### WHAT YOU HAVE TO DO:
Identify the lines holding "JSON" and copy them.

### DATA TO PROCESS:
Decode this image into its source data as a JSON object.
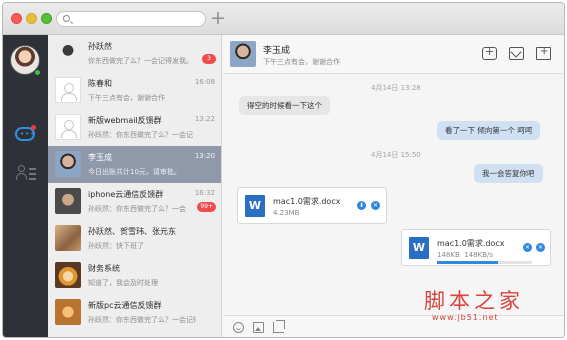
{
  "toolbar": {
    "add_symbol": "+"
  },
  "conversations": [
    {
      "name": "孙跃然",
      "preview": "你东西做完了么？一会记得发我。",
      "time": "",
      "unread": "3",
      "avatar_color": "#cfcfcf"
    },
    {
      "name": "陈春和",
      "preview": "下午三点有会，谢谢合作",
      "time": "16:08",
      "unread": "",
      "avatar_color": "#ffffff"
    },
    {
      "name": "新版webmail反馈群",
      "preview": "孙跃然：你东西做完了么？一会记",
      "time": "13:22",
      "unread": "",
      "avatar_color": "#ffffff"
    },
    {
      "name": "李玉成",
      "preview": "今日出账共计10元，请审批。",
      "time": "13:20",
      "unread": "",
      "avatar_color": "#7a8aa5"
    },
    {
      "name": "iphone云通信反馈群",
      "preview": "孙跃然：你东西做完了么？一会",
      "time": "16:32",
      "unread": "99+",
      "avatar_color": "#6b6b6b"
    },
    {
      "name": "孙跃然、贺雪玮、张元东",
      "preview": "孙跃然：快下班了",
      "time": "",
      "unread": "",
      "avatar_color": "#b88a5e"
    },
    {
      "name": "财务系统",
      "preview": "知道了，我会及时处理",
      "time": "",
      "unread": "",
      "avatar_color": "#d99a34"
    },
    {
      "name": "新版pc云通信反馈群",
      "preview": "孙跃然：你东西做完了么？一会记得发我。明…",
      "time": "",
      "unread": "",
      "avatar_color": "#c9843e"
    }
  ],
  "chat": {
    "title": "李玉成",
    "subtitle": "下午三点有会，谢谢合作",
    "messages": [
      {
        "kind": "time",
        "text": "4月14日 13:28"
      },
      {
        "kind": "in",
        "text": "得空的时候看一下这个"
      },
      {
        "kind": "out",
        "text": "看了一下 倾向第一个 呵呵"
      },
      {
        "kind": "time",
        "text": "4月14日 15:50"
      },
      {
        "kind": "out",
        "text": "我一会答复你吧"
      }
    ],
    "file_in": {
      "icon_letter": "W",
      "name": "mac1.0需求.docx",
      "size": "4.23MB",
      "download_symbol": "⬇",
      "cancel_symbol": "✕"
    },
    "file_out": {
      "icon_letter": "W",
      "name": "mac1.0需求.docx",
      "size": "148KB",
      "speed": "148KB/s",
      "progress": 0.64,
      "pause_symbol": "✕",
      "cancel_symbol": "✕"
    }
  },
  "watermark": {
    "brand": "脚本之家",
    "url": "www.jb51.net"
  }
}
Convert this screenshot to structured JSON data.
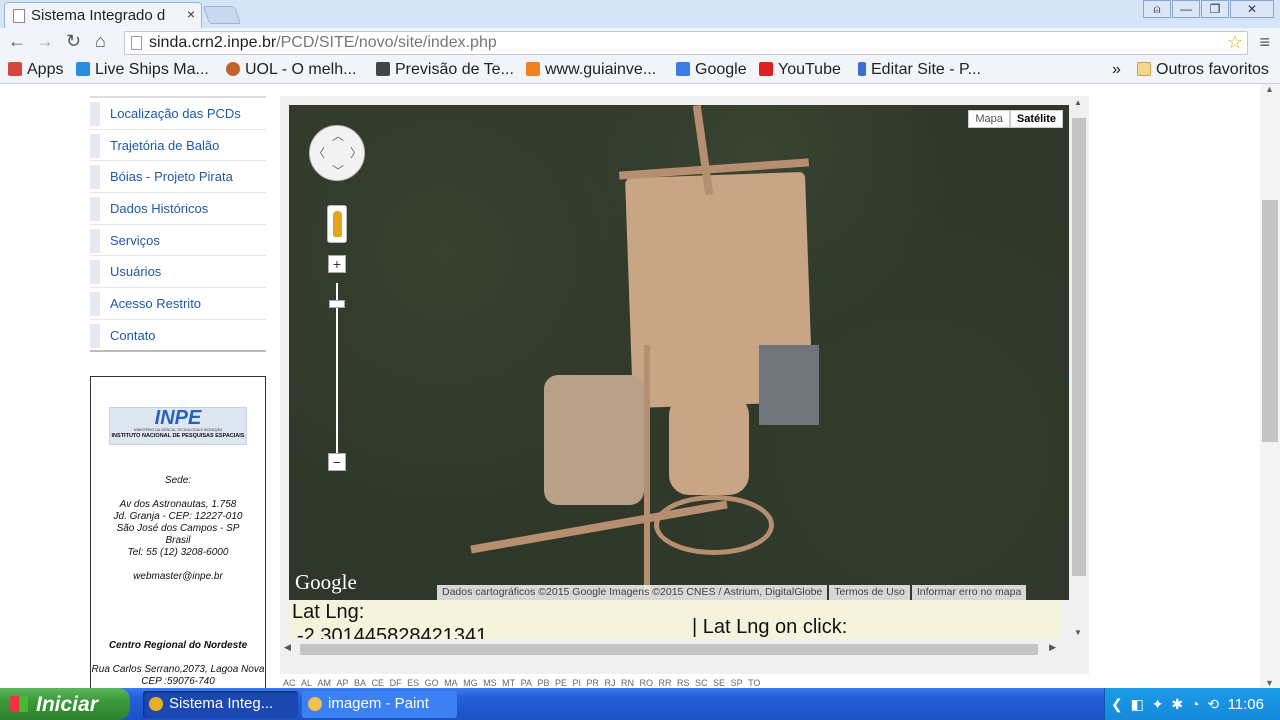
{
  "browser": {
    "tab_title": "Sistema Integrado d",
    "tab_close": "×",
    "window_buttons": [
      "⍝",
      "—",
      "❐",
      "✕"
    ],
    "url_host": "sinda.crn2.inpe.br",
    "url_path": "/PCD/SITE/novo/site/index.php",
    "bookmarks": [
      {
        "label": "Apps",
        "icon": "apps-grid-icon",
        "color": "#d9453b"
      },
      {
        "label": "Live Ships Ma...",
        "icon": "ship-icon",
        "color": "#2a8ee0"
      },
      {
        "label": "UOL - O melh...",
        "icon": "uol-icon",
        "color": "#c0622a"
      },
      {
        "label": "Previsão de Te...",
        "icon": "weather-icon",
        "color": "#444444"
      },
      {
        "label": "www.guiainve...",
        "icon": "guia-icon",
        "color": "#f08020"
      },
      {
        "label": "Google",
        "icon": "google-icon",
        "color": "#3b7be5"
      },
      {
        "label": "YouTube",
        "icon": "youtube-icon",
        "color": "#e02020"
      },
      {
        "label": "Editar Site - P...",
        "icon": "edit-icon",
        "color": "#3a6fd0"
      }
    ],
    "bookmarks_overflow": "»",
    "other_favorites": "Outros favoritos"
  },
  "sidebar": {
    "items": [
      {
        "label": "Localização das PCDs"
      },
      {
        "label": "Trajetória de Balão"
      },
      {
        "label": "Bóias - Projeto Pirata"
      },
      {
        "label": "Dados Históricos"
      },
      {
        "label": "Serviços"
      },
      {
        "label": "Usuários"
      },
      {
        "label": "Acesso Restrito"
      },
      {
        "label": "Contato"
      }
    ]
  },
  "info": {
    "logo_text": "INPE",
    "logo_sub1": "MINISTÉRIO DA CIÊNCIA, TECNOLOGIA E INOVAÇÃO",
    "logo_sub2": "INSTITUTO NACIONAL DE PESQUISAS ESPACIAIS",
    "sede_label": "Sede:",
    "address1": "Av dos Astronautas, 1.758",
    "address2": "Jd. Granja - CEP: 12227-010",
    "address3": "São José dos Campos - SP",
    "address4": "Brasil",
    "phone": "Tel: 55 (12) 3208-6000",
    "email": "webmaster@inpe.br",
    "regional": "Centro Regional do Nordeste",
    "regional_addr": "Rua Carlos Serrano,2073, Lagoa Nova",
    "regional_cep": "CEP :59076-740"
  },
  "map": {
    "type_map": "Mapa",
    "type_satellite": "Satélite",
    "selected_type": "Satélite",
    "zoom_plus": "+",
    "zoom_minus": "−",
    "google_logo": "Google",
    "attribution": "Dados cartográficos ©2015 Google Imagens ©2015 CNES / Astrium, DigitalGlobe",
    "terms": "Termos de Uso",
    "report": "Informar erro no mapa"
  },
  "latlng": {
    "label": "Lat Lng:",
    "value": "-2.301445828421341",
    "click_label": "| Lat Lng on click:"
  },
  "states": [
    "AC",
    "AL",
    "AM",
    "AP",
    "BA",
    "CE",
    "DF",
    "ES",
    "GO",
    "MA",
    "MG",
    "MS",
    "MT",
    "PA",
    "PB",
    "PE",
    "PI",
    "PR",
    "RJ",
    "RN",
    "RO",
    "RR",
    "RS",
    "SC",
    "SE",
    "SP",
    "TO"
  ],
  "taskbar": {
    "start_label": "Iniciar",
    "tasks": [
      {
        "label": "Sistema Integ...",
        "icon": "chrome-icon",
        "color": "#e8b020"
      },
      {
        "label": "imagem - Paint",
        "icon": "paint-icon",
        "color": "#f0c050"
      }
    ],
    "tray_icons": "❮ ◧ ✦ ✱ ◔ ⟲",
    "clock": "11:06"
  }
}
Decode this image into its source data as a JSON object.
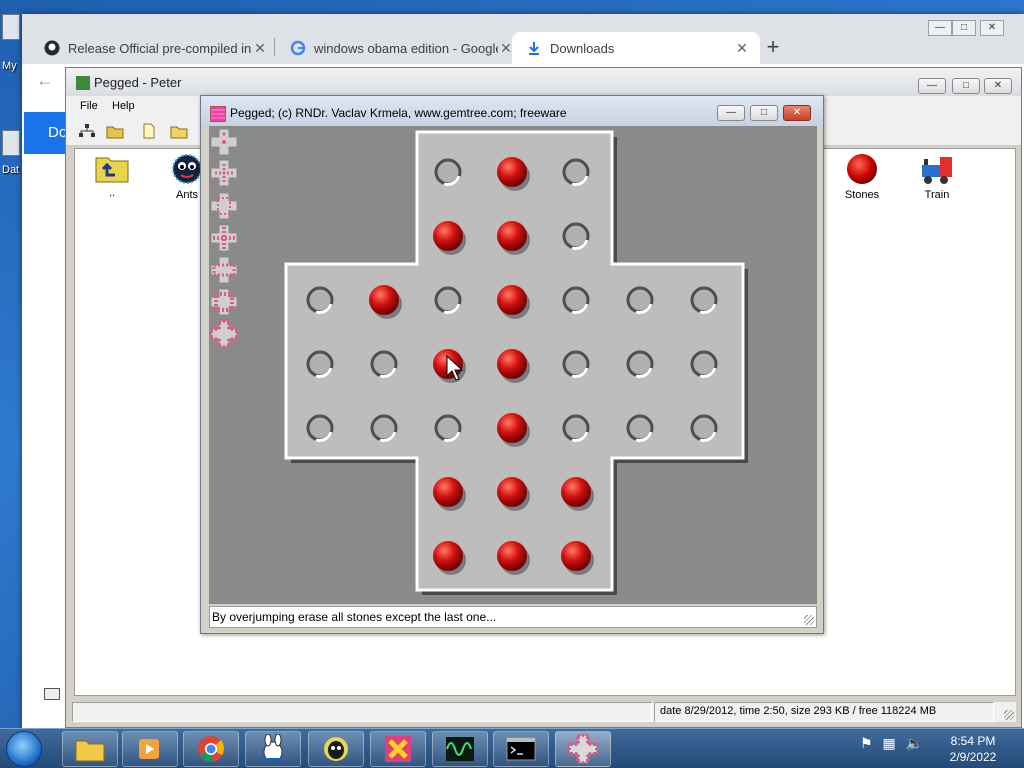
{
  "desktop": {
    "labels": [
      "My",
      "Dat"
    ]
  },
  "chrome": {
    "tabs": [
      {
        "title": "Release Official pre-compiled ins",
        "icon": "github-icon"
      },
      {
        "title": "windows obama edition - Google",
        "icon": "google-icon"
      },
      {
        "title": "Downloads",
        "icon": "download-icon"
      }
    ],
    "page_heading_partial": "Do"
  },
  "peter_window": {
    "title": "Pegged - Peter",
    "menu": [
      "File",
      "Help"
    ],
    "files": [
      {
        "label": "..",
        "icon": "folder-up-icon"
      },
      {
        "label": "Ants",
        "icon": "ant-face-icon"
      },
      {
        "label": "Stones",
        "icon": "red-stone-icon"
      },
      {
        "label": "Train",
        "icon": "train-icon"
      }
    ],
    "status": "date 8/29/2012, time 2:50, size 293 KB / free 118224 MB"
  },
  "game_window": {
    "title": "Pegged;   (c) RNDr. Vaclav Krmela, www.gemtree.com;   freeware",
    "status": "By overjumping erase all stones except the last one...",
    "board": [
      "  .O.  ",
      "  OO.  ",
      ".O.O...",
      "..OO...",
      "...O...",
      "  OOO  ",
      "  OOO  "
    ]
  },
  "taskbar": {
    "apps": [
      "explorer-icon",
      "media-player-icon",
      "chrome-icon",
      "rabbit-app-icon",
      "alien-app-icon",
      "x-app-icon",
      "oscilloscope-icon",
      "command-prompt-icon",
      "pegged-icon"
    ],
    "time": "8:54 PM",
    "date": "2/9/2022"
  }
}
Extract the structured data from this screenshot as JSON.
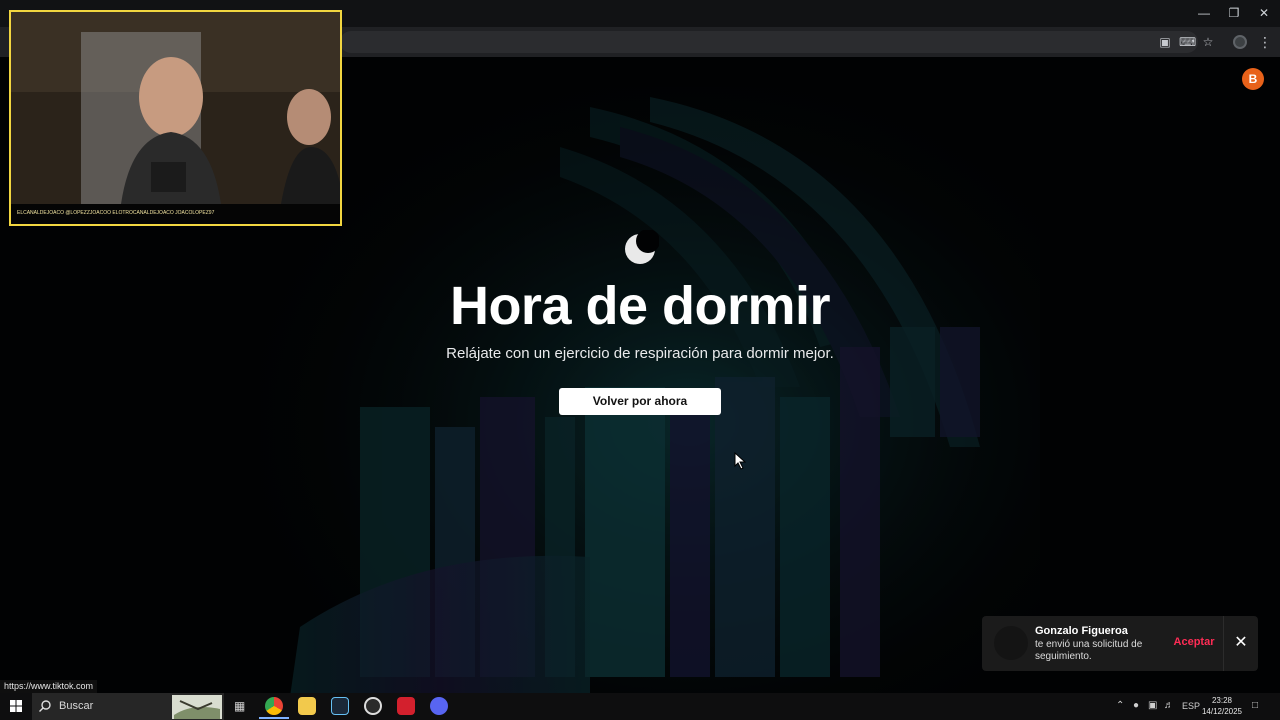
{
  "page": {
    "headline": "Hora de dormir",
    "subtitle": "Relájate con un ejercicio de respiración para dormir mejor.",
    "back_button": "Volver por ahora",
    "profile_initial": "B",
    "accent_color": "#e8621a"
  },
  "webcam": {
    "handles": "ELCANALDEJOACO  @LOPEZZJOACOO  ELOTROCANALDEJOACO  JOACOLOPEZ97"
  },
  "notification": {
    "name": "Gonzalo Figueroa",
    "message": "te envió una solicitud de seguimiento.",
    "accept_label": "Aceptar",
    "accept_color": "#fe2c55"
  },
  "status_bar": {
    "url": "https://www.tiktok.com"
  },
  "taskbar": {
    "search_label": "Buscar",
    "language": "ESP",
    "time": "23:28",
    "date": "14/12/2025"
  }
}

### OUTPUT FOR THIS TASK:
Decode this image into its source data as a JSON object.
Convert this screenshot to structured JSON data.
Decode this image into its source data as a JSON object.
Extract the structured data from this screenshot as JSON.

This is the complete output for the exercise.